**Aim**
Read the records below and copy each line that contains "will".
— start —
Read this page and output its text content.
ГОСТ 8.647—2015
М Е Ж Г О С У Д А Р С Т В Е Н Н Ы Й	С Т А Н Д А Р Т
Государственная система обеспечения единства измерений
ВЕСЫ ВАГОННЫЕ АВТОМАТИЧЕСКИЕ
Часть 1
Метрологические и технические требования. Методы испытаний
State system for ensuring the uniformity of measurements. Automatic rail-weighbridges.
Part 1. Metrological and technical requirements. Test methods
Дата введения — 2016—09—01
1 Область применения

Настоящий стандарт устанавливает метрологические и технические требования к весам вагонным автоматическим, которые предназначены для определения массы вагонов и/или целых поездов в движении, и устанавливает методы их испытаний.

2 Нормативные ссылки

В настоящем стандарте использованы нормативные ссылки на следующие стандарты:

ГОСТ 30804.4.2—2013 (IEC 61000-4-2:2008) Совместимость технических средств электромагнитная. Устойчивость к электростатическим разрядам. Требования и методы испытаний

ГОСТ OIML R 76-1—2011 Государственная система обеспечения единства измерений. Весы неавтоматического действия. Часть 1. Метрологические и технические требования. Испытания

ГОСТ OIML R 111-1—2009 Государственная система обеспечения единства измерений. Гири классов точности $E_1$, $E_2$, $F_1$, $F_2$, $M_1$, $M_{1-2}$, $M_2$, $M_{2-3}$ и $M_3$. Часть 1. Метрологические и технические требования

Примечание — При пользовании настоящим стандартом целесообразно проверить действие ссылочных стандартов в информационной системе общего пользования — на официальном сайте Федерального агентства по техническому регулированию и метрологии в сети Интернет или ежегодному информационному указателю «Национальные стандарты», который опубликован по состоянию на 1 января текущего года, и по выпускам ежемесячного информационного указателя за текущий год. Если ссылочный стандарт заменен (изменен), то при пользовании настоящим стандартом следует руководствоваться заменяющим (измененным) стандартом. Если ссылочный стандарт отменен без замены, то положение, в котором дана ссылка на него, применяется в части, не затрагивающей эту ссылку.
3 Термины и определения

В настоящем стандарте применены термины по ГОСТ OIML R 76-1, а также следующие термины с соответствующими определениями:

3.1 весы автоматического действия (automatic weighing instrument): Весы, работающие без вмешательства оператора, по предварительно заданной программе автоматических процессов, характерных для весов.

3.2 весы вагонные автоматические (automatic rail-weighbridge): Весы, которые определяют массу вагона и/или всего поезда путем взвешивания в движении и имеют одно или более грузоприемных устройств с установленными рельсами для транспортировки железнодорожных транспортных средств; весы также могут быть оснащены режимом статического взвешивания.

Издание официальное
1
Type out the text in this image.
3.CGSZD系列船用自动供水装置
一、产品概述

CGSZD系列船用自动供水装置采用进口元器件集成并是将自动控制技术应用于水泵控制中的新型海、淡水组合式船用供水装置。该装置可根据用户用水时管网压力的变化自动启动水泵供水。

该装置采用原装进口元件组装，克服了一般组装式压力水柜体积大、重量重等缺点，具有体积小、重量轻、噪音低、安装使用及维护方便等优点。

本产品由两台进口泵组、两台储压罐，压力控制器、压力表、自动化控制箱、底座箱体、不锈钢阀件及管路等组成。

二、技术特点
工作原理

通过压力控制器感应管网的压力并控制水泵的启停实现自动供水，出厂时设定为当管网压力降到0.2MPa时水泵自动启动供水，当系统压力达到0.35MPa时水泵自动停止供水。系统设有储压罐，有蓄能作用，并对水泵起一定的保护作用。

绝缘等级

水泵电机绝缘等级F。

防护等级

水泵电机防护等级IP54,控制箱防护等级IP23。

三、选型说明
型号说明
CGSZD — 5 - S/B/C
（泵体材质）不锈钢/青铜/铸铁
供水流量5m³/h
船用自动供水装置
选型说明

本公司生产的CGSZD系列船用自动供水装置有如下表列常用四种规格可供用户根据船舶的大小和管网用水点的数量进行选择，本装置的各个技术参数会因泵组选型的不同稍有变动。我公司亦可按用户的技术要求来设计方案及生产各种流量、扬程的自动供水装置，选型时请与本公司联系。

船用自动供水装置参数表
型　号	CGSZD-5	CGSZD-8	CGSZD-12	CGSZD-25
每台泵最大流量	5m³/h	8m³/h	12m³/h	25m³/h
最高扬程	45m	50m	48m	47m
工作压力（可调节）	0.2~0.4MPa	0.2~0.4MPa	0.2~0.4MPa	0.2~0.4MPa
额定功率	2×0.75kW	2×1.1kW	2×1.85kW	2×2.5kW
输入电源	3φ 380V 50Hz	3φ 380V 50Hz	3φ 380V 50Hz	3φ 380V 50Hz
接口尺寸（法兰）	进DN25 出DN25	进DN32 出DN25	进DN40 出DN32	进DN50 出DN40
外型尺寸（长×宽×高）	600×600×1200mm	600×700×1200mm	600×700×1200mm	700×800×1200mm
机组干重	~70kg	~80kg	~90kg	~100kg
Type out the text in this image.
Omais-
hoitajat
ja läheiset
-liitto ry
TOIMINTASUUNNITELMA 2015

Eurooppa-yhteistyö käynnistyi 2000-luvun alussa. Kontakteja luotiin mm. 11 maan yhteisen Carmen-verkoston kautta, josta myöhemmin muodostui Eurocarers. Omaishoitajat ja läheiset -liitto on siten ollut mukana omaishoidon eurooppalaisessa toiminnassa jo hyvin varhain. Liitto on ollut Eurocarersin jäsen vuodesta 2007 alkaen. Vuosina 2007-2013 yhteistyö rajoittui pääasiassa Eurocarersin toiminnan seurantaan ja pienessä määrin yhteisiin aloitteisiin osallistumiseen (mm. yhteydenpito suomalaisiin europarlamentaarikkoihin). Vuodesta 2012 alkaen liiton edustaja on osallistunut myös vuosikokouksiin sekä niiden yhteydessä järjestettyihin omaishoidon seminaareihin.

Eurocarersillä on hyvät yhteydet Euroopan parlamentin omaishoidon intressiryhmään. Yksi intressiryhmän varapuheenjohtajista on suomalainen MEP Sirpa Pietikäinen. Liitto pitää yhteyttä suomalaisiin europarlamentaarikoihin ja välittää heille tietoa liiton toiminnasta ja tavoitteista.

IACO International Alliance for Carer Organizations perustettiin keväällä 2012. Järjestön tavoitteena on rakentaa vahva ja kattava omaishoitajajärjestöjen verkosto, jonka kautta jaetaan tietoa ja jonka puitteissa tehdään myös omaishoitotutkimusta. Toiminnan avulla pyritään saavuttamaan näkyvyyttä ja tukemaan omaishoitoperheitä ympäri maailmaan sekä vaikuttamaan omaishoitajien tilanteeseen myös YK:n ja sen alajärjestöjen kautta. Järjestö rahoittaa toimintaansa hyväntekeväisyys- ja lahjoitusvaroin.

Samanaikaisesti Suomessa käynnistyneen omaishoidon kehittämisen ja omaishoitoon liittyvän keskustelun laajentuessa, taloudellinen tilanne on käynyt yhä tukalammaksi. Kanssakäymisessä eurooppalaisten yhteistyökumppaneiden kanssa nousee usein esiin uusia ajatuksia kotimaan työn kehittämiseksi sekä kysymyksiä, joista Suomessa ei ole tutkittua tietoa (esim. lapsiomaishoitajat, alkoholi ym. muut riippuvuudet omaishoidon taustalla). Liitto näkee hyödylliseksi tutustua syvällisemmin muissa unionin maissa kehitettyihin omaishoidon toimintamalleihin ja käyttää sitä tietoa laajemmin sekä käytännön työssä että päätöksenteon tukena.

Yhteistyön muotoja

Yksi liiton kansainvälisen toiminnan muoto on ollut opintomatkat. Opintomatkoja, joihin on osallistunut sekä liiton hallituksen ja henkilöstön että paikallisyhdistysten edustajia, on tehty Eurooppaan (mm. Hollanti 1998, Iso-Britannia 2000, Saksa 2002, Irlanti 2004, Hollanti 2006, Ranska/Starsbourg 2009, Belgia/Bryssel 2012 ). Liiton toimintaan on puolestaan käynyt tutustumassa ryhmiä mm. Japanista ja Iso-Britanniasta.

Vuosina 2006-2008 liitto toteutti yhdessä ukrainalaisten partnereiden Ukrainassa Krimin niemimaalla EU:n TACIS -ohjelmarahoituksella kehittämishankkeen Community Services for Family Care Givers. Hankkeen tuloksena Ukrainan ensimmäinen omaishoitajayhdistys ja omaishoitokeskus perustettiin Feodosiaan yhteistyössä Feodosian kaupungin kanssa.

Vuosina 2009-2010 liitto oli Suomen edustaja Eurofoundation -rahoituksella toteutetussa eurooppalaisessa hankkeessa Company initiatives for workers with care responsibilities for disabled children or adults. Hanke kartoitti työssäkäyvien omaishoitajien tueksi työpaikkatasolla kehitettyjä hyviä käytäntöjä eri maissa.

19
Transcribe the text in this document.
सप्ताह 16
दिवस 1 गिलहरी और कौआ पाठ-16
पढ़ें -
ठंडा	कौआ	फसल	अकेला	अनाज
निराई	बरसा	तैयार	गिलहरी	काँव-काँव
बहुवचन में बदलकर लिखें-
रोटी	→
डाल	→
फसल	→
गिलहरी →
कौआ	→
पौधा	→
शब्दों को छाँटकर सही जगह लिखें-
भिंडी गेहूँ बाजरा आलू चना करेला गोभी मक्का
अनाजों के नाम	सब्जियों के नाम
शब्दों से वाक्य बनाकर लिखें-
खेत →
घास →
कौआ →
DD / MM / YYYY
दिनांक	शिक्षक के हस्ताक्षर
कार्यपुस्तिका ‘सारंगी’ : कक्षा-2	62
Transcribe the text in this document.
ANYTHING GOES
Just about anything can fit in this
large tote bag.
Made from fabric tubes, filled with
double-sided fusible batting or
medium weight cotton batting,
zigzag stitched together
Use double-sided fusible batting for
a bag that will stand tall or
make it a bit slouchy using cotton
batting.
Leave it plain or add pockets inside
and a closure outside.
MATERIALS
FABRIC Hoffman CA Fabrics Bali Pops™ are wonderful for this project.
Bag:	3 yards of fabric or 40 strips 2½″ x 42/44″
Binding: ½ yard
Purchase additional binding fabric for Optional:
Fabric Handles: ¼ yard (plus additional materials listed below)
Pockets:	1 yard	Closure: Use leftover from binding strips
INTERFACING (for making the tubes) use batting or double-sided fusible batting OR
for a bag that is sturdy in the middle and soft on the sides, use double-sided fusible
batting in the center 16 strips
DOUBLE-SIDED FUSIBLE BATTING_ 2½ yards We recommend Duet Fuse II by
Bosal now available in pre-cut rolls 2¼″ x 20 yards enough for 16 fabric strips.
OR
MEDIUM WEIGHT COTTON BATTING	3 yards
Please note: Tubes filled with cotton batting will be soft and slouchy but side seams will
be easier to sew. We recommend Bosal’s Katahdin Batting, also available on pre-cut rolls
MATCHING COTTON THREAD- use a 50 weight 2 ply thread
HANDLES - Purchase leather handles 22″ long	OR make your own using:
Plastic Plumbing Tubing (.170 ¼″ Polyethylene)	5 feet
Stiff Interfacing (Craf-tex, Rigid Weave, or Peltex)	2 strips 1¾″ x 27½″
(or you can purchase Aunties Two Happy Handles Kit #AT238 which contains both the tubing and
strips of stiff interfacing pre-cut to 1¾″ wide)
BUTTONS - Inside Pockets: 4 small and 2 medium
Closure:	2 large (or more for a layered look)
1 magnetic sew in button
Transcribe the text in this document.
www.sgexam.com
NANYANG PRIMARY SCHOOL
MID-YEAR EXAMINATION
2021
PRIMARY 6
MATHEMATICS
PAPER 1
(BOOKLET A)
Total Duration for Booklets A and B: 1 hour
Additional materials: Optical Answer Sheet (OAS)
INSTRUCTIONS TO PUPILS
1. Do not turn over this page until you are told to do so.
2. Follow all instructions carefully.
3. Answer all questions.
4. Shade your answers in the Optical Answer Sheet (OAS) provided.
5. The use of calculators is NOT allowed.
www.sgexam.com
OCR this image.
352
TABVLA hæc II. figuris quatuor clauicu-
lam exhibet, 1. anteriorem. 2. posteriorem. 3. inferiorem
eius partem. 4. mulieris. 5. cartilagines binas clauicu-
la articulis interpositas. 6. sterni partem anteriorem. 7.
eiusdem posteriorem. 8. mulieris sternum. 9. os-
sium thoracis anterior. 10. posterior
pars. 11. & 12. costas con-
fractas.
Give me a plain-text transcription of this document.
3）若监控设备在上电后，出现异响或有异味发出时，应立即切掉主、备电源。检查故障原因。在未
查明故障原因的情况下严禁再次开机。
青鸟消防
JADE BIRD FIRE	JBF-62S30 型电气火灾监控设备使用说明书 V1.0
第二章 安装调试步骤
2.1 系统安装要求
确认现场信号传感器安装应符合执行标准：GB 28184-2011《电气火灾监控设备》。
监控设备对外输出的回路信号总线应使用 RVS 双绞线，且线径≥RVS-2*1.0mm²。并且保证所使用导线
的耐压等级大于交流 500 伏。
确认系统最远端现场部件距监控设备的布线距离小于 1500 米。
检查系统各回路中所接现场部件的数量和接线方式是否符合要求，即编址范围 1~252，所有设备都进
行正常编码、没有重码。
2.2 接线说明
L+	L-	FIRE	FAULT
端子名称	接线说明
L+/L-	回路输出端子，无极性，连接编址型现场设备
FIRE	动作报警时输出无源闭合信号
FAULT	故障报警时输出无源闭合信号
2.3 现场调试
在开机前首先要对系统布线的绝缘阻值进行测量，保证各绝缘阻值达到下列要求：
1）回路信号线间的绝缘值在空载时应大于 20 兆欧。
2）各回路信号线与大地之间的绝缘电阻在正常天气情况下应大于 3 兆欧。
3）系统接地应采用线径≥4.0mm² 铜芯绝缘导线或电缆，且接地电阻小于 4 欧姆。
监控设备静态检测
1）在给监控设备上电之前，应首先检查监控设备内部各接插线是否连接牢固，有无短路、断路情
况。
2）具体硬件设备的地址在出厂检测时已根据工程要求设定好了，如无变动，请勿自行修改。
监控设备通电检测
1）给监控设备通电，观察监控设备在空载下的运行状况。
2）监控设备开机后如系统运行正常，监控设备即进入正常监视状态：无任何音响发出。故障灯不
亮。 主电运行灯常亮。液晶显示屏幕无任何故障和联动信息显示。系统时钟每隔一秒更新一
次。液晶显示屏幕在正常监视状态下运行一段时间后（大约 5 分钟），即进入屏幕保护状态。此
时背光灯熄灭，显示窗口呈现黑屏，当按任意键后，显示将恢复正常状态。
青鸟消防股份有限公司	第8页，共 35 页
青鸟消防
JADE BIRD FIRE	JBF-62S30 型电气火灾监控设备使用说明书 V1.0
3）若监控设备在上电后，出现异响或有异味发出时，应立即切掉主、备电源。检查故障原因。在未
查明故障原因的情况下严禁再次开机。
— end —
**Response below**
a bag that will stand tall or
Please note: Tubes filled with cotton batting will be soft and slouchy but side seams will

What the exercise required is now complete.